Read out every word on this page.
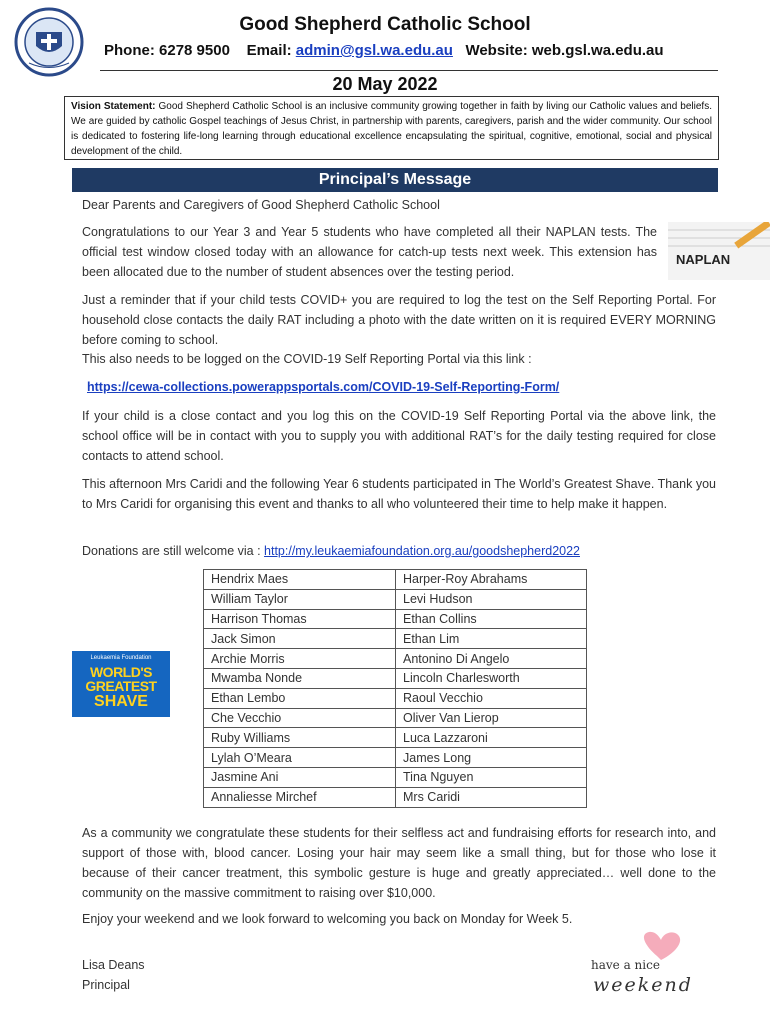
Good Shepherd Catholic School
Phone: 6278 9500 Email: admin@gsl.wa.edu.au Website: web.gsl.wa.edu.au
20 May 2022
Vision Statement: Good Shepherd Catholic School is an inclusive community growing together in faith by living our Catholic values and beliefs. We are guided by catholic Gospel teachings of Jesus Christ, in partnership with parents, caregivers, parish and the wider community. Our school is dedicated to fostering life-long learning through educational excellence encapsulating the spiritual, cognitive, emotional, social and physical development of the child.
Principal’s Message
Dear Parents and Caregivers of Good Shepherd Catholic School
Congratulations to our Year 3 and Year 5 students who have completed all their NAPLAN tests. The official test window closed today with an allowance for catch-up tests next week. This extension has been allocated due to the number of student absences over the testing period.
NAPLAN
Just a reminder that if your child tests COVID+ you are required to log the test on the Self Reporting Portal. For household close contacts the daily RAT including a photo with the date written on it is required EVERY MORNING before coming to school.
This also needs to be logged on the COVID-19 Self Reporting Portal via this link :
https://cewa-collections.powerappsportals.com/COVID-19-Self-Reporting-Form/
If your child is a close contact and you log this on the COVID-19 Self Reporting Portal via the above link, the school office will be in contact with you to supply you with additional RAT’s for the daily testing required for close contacts to attend school.
This afternoon Mrs Caridi and the following Year 6 students participated in The World’s Greatest Shave. Thank you to Mrs Caridi for organising this event and thanks to all who volunteered their time to help make it happen.
Donations are still welcome via : http://my.leukaemiafoundation.org.au/goodshepherd2022
Leukaemia Foundation
WORLD'S
GREATEST
SHAVE
Hendrix Maes	Harper-Roy Abrahams
William Taylor	Levi Hudson
Harrison Thomas	Ethan Collins
Jack Simon	Ethan Lim
Archie Morris	Antonino Di Angelo
Mwamba Nonde	Lincoln Charlesworth
Ethan Lembo	Raoul Vecchio
Che Vecchio	Oliver Van Lierop
Ruby Williams	Luca Lazzaroni
Lylah O’Meara	James Long
Jasmine Ani	Tina Nguyen
Annaliesse Mirchef	Mrs Caridi
As a community we congratulate these students for their selfless act and fundraising efforts for research into, and support of those with, blood cancer. Losing your hair may seem like a small thing, but for those who lose it because of their cancer treatment, this symbolic gesture is huge and greatly appreciated… well done to the community on the massive commitment to raising over $10,000.
Enjoy your weekend and we look forward to welcoming you back on Monday for Week 5.
Lisa Deans
Principal
have a nice
weekend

**Request:** Copy every record above exactly as written, but leave out the pictures.

**Completed exercise:**
Read out every word on this page.
Good Shepherd Catholic School
Phone: 6278 9500 Email: admin@gsl.wa.edu.au Website: web.gsl.wa.edu.au
20 May 2022
Vision Statement: Good Shepherd Catholic School is an inclusive community growing together in faith by living our Catholic values and beliefs. We are guided by catholic Gospel teachings of Jesus Christ, in partnership with parents, caregivers, parish and the wider community. Our school is dedicated to fostering life-long learning through educational excellence encapsulating the spiritual, cognitive, emotional, social and physical development of the child.
Principal’s Message
Dear Parents and Caregivers of Good Shepherd Catholic School
Congratulations to our Year 3 and Year 5 students who have completed all their NAPLAN tests. The official test window closed today with an allowance for catch-up tests next week. This extension has been allocated due to the number of student absences over the testing period.
NAPLAN
Just a reminder that if your child tests COVID+ you are required to log the test on the Self Reporting Portal. For household close contacts the daily RAT including a photo with the date written on it is required EVERY MORNING before coming to school.
This also needs to be logged on the COVID-19 Self Reporting Portal via this link :
https://cewa-collections.powerappsportals.com/COVID-19-Self-Reporting-Form/
If your child is a close contact and you log this on the COVID-19 Self Reporting Portal via the above link, the school office will be in contact with you to supply you with additional RAT’s for the daily testing required for close contacts to attend school.
This afternoon Mrs Caridi and the following Year 6 students participated in The World’s Greatest Shave. Thank you to Mrs Caridi for organising this event and thanks to all who volunteered their time to help make it happen.
Donations are still welcome via : http://my.leukaemiafoundation.org.au/goodshepherd2022
Leukaemia Foundation
WORLD'S
GREATEST
SHAVE
Hendrix Maes	Harper-Roy Abrahams
William Taylor	Levi Hudson
Harrison Thomas	Ethan Collins
Jack Simon	Ethan Lim
Archie Morris	Antonino Di Angelo
Mwamba Nonde	Lincoln Charlesworth
Ethan Lembo	Raoul Vecchio
Che Vecchio	Oliver Van Lierop
Ruby Williams	Luca Lazzaroni
Lylah O’Meara	James Long
Jasmine Ani	Tina Nguyen
Annaliesse Mirchef	Mrs Caridi
As a community we congratulate these students for their selfless act and fundraising efforts for research into, and support of those with, blood cancer. Losing your hair may seem like a small thing, but for those who lose it because of their cancer treatment, this symbolic gesture is huge and greatly appreciated… well done to the community on the massive commitment to raising over $10,000.
Enjoy your weekend and we look forward to welcoming you back on Monday for Week 5.
Lisa Deans
Principal
have a nice
weekend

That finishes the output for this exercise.